[Some records]
----

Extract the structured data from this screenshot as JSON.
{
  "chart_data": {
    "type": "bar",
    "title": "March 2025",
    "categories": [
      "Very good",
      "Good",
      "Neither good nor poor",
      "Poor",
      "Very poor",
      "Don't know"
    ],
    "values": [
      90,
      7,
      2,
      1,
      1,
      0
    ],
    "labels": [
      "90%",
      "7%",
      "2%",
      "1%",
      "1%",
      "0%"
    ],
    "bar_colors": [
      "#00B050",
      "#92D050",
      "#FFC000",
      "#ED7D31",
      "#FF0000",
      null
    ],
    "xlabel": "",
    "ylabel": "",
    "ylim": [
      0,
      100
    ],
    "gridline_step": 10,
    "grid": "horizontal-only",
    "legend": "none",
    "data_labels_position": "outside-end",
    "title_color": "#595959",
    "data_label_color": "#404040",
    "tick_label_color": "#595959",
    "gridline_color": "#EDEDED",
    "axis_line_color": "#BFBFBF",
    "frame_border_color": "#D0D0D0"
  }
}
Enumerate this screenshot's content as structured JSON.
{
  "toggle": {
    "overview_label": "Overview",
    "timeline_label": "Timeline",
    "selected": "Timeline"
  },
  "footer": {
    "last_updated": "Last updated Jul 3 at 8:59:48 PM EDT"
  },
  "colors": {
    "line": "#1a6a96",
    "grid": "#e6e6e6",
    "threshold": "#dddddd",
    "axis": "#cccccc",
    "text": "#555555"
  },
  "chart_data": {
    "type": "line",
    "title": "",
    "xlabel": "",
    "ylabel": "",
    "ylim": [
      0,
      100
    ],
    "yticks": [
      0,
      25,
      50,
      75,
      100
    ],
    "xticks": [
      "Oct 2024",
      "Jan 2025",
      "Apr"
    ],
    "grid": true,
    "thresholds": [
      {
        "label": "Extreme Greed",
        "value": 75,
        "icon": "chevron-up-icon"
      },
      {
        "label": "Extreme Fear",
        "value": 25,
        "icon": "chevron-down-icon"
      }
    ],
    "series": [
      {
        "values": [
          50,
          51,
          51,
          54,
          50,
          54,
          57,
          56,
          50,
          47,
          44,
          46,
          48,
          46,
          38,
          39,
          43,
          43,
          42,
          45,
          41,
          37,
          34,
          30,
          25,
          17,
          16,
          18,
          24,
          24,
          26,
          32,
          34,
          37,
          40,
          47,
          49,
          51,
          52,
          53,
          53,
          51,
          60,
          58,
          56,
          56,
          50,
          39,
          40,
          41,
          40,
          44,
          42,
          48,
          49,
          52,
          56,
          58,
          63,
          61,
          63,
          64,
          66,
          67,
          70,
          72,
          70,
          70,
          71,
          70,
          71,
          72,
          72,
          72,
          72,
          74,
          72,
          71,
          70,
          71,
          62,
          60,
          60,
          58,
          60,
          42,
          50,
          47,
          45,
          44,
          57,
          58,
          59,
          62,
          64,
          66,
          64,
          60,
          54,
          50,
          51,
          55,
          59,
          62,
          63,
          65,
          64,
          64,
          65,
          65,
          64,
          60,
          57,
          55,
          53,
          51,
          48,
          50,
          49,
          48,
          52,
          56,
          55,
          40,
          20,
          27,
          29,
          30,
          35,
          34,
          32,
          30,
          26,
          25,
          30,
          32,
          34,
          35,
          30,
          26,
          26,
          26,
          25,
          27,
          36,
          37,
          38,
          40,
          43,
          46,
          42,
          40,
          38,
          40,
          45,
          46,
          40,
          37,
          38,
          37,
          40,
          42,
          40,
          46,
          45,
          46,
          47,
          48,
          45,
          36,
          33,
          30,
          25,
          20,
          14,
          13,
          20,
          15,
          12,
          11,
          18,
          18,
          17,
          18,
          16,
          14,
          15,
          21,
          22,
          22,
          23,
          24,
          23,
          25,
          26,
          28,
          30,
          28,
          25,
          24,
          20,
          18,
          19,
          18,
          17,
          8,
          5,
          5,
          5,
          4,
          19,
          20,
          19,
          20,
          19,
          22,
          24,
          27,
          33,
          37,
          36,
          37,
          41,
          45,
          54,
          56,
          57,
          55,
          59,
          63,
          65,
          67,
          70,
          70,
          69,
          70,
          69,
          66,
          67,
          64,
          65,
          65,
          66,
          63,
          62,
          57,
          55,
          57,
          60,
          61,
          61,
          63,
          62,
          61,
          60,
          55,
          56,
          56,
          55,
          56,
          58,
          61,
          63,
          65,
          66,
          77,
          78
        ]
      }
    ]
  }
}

----

* _Exercise_: Your task is to repeat every entry exactly.

* _Result for this task_:
Extract the structured data from this screenshot as JSON.
{
  "chart_data": {
    "type": "bar",
    "title": "March 2025",
    "categories": [
      "Very good",
      "Good",
      "Neither good nor poor",
      "Poor",
      "Very poor",
      "Don't know"
    ],
    "values": [
      90,
      7,
      2,
      1,
      1,
      0
    ],
    "labels": [
      "90%",
      "7%",
      "2%",
      "1%",
      "1%",
      "0%"
    ],
    "bar_colors": [
      "#00B050",
      "#92D050",
      "#FFC000",
      "#ED7D31",
      "#FF0000",
      null
    ],
    "xlabel": "",
    "ylabel": "",
    "ylim": [
      0,
      100
    ],
    "gridline_step": 10,
    "grid": "horizontal-only",
    "legend": "none",
    "data_labels_position": "outside-end",
    "title_color": "#595959",
    "data_label_color": "#404040",
    "tick_label_color": "#595959",
    "gridline_color": "#EDEDED",
    "axis_line_color": "#BFBFBF",
    "frame_border_color": "#D0D0D0"
  }
}
Enumerate this screenshot's content as structured JSON.
{
  "toggle": {
    "overview_label": "Overview",
    "timeline_label": "Timeline",
    "selected": "Timeline"
  },
  "footer": {
    "last_updated": "Last updated Jul 3 at 8:59:48 PM EDT"
  },
  "colors": {
    "line": "#1a6a96",
    "grid": "#e6e6e6",
    "threshold": "#dddddd",
    "axis": "#cccccc",
    "text": "#555555"
  },
  "chart_data": {
    "type": "line",
    "title": "",
    "xlabel": "",
    "ylabel": "",
    "ylim": [
      0,
      100
    ],
    "yticks": [
      0,
      25,
      50,
      75,
      100
    ],
    "xticks": [
      "Oct 2024",
      "Jan 2025",
      "Apr"
    ],
    "grid": true,
    "thresholds": [
      {
        "label": "Extreme Greed",
        "value": 75,
        "icon": "chevron-up-icon"
      },
      {
        "label": "Extreme Fear",
        "value": 25,
        "icon": "chevron-down-icon"
      }
    ],
    "series": [
      {
        "values": [
          50,
          51,
          51,
          54,
          50,
          54,
          57,
          56,
          50,
          47,
          44,
          46,
          48,
          46,
          38,
          39,
          43,
          43,
          42,
          45,
          41,
          37,
          34,
          30,
          25,
          17,
          16,
          18,
          24,
          24,
          26,
          32,
          34,
          37,
          40,
          47,
          49,
          51,
          52,
          53,
          53,
          51,
          60,
          58,
          56,
          56,
          50,
          39,
          40,
          41,
          40,
          44,
          42,
          48,
          49,
          52,
          56,
          58,
          63,
          61,
          63,
          64,
          66,
          67,
          70,
          72,
          70,
          70,
          71,
          70,
          71,
          72,
          72,
          72,
          72,
          74,
          72,
          71,
          70,
          71,
          62,
          60,
          60,
          58,
          60,
          42,
          50,
          47,
          45,
          44,
          57,
          58,
          59,
          62,
          64,
          66,
          64,
          60,
          54,
          50,
          51,
          55,
          59,
          62,
          63,
          65,
          64,
          64,
          65,
          65,
          64,
          60,
          57,
          55,
          53,
          51,
          48,
          50,
          49,
          48,
          52,
          56,
          55,
          40,
          20,
          27,
          29,
          30,
          35,
          34,
          32,
          30,
          26,
          25,
          30,
          32,
          34,
          35,
          30,
          26,
          26,
          26,
          25,
          27,
          36,
          37,
          38,
          40,
          43,
          46,
          42,
          40,
          38,
          40,
          45,
          46,
          40,
          37,
          38,
          37,
          40,
          42,
          40,
          46,
          45,
          46,
          47,
          48,
          45,
          36,
          33,
          30,
          25,
          20,
          14,
          13,
          20,
          15,
          12,
          11,
          18,
          18,
          17,
          18,
          16,
          14,
          15,
          21,
          22,
          22,
          23,
          24,
          23,
          25,
          26,
          28,
          30,
          28,
          25,
          24,
          20,
          18,
          19,
          18,
          17,
          8,
          5,
          5,
          5,
          4,
          19,
          20,
          19,
          20,
          19,
          22,
          24,
          27,
          33,
          37,
          36,
          37,
          41,
          45,
          54,
          56,
          57,
          55,
          59,
          63,
          65,
          67,
          70,
          70,
          69,
          70,
          69,
          66,
          67,
          64,
          65,
          65,
          66,
          63,
          62,
          57,
          55,
          57,
          60,
          61,
          61,
          63,
          62,
          61,
          60,
          55,
          56,
          56,
          55,
          56,
          58,
          61,
          63,
          65,
          66,
          77,
          78
        ]
      }
    ]
  }
}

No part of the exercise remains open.